> **Coordinate annotation listing**

##########

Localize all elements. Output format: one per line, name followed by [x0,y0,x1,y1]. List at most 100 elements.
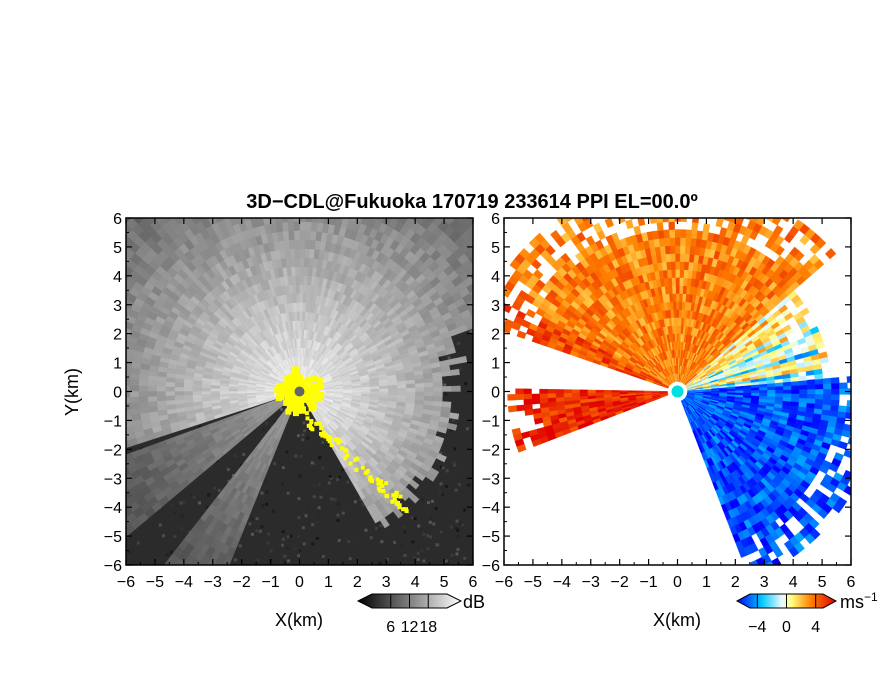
intensity-cell [406,391,416,396]
noise-pixel [158,523,162,527]
intensity-cell [316,222,324,233]
intensity-cell [201,387,211,392]
noise-pixel [280,543,284,547]
intensity-cell [65,448,76,458]
intensity-cell [56,322,67,333]
intensity-cell [300,159,308,168]
mask-cell [344,448,349,453]
noise-pixel [313,484,317,488]
noise-pixel [426,501,430,505]
intensity-cell [366,218,377,229]
intensity-cell [406,387,416,392]
intensity-cell [67,456,78,467]
intensity-cell [249,153,259,163]
intensity-cell [314,168,322,178]
intensity-cell [93,325,104,335]
intensity-cell [72,438,83,448]
noise-pixel [127,550,131,554]
noise-pixel [328,474,332,478]
intensity-cell [403,218,415,229]
intensity-cell [289,248,296,259]
y-tick-label: −1 [104,413,122,430]
intensity-cell [194,190,205,201]
noise-pixel [455,552,459,556]
mask-cell [368,475,373,480]
intensity-cell [85,406,95,414]
intensity-cell [94,384,103,391]
intensity-cell [307,168,315,177]
intensity-cell [87,520,99,532]
intensity-cell [366,178,376,189]
intensity-cell [64,297,75,308]
mask-cell [398,494,403,499]
intensity-cell [106,314,117,324]
intensity-cell [69,423,79,432]
intensity-cell [299,320,303,330]
noise-pixel [165,553,169,557]
intensity-cell [415,386,425,392]
intensity-cell [294,248,300,258]
intensity-cell [143,218,145,219]
intensity-cell [478,284,489,295]
noise-pixel [299,455,303,459]
noise-pixel [438,492,442,496]
intensity-cell [466,282,473,294]
noise-pixel [412,555,416,559]
intensity-cell [97,311,108,321]
intensity-cell [63,333,74,343]
noise-pixel [265,490,269,494]
intensity-cell [103,405,113,412]
intensity-cell [94,256,106,268]
x-tick-label: 4 [411,574,420,591]
intensity-cell [299,338,302,348]
intensity-cell [216,201,226,212]
intensity-cell [49,392,58,401]
intensity-cell [205,195,215,206]
intensity-cell [110,488,121,499]
intensity-cell [369,170,379,181]
mask-cell [404,509,409,514]
intensity-cell [88,427,98,436]
noise-pixel [461,523,465,527]
intensity-colorbar-unit: dB [463,592,485,612]
intensity-cell [443,218,456,226]
intensity-cell [193,601,204,613]
intensity-cell [267,160,276,170]
intensity-cell [309,239,316,250]
intensity-cell [86,315,97,325]
intensity-cell [473,295,484,305]
noise-pixel [440,493,444,497]
intensity-cell [237,389,247,392]
intensity-cell [129,396,140,404]
noise-pixel [298,474,302,478]
intensity-cell [98,268,110,279]
intensity-cell [332,152,342,162]
noise-pixel [438,434,442,438]
intensity-cell [75,293,87,304]
intensity-cell [274,150,283,160]
intensity-cell [397,387,407,392]
intensity-cell [49,374,58,383]
noise-pixel [420,527,424,531]
noise-pixel [422,559,426,563]
intensity-cell [91,244,103,256]
intensity-cell [331,161,340,171]
noise-pixel [341,511,345,515]
intensity-cell [165,377,176,383]
intensity-cell [183,387,193,392]
noise-pixel [315,537,319,541]
intensity-cell [343,391,353,394]
intensity-cell [402,174,413,186]
mask-cell [311,375,318,382]
intensity-cell [166,174,178,186]
noise-pixel [467,483,471,487]
intensity-cell [107,344,117,353]
noise-pixel [464,381,468,385]
noise-pixel [336,513,340,517]
intensity-cell [449,368,460,376]
intensity-cell [388,387,398,392]
intensity-cell [307,159,315,168]
noise-pixel [306,436,310,440]
intensity-cell [49,365,59,374]
intensity-cell [334,391,344,394]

##########

Which lines of the listing above contain the string "tick"? Show each of them in full, treating uppercase and lowercase as different.

> **Solution**
y-tick-label: −1 [104,413,122,430]
x-tick-label: 4 [411,574,420,591]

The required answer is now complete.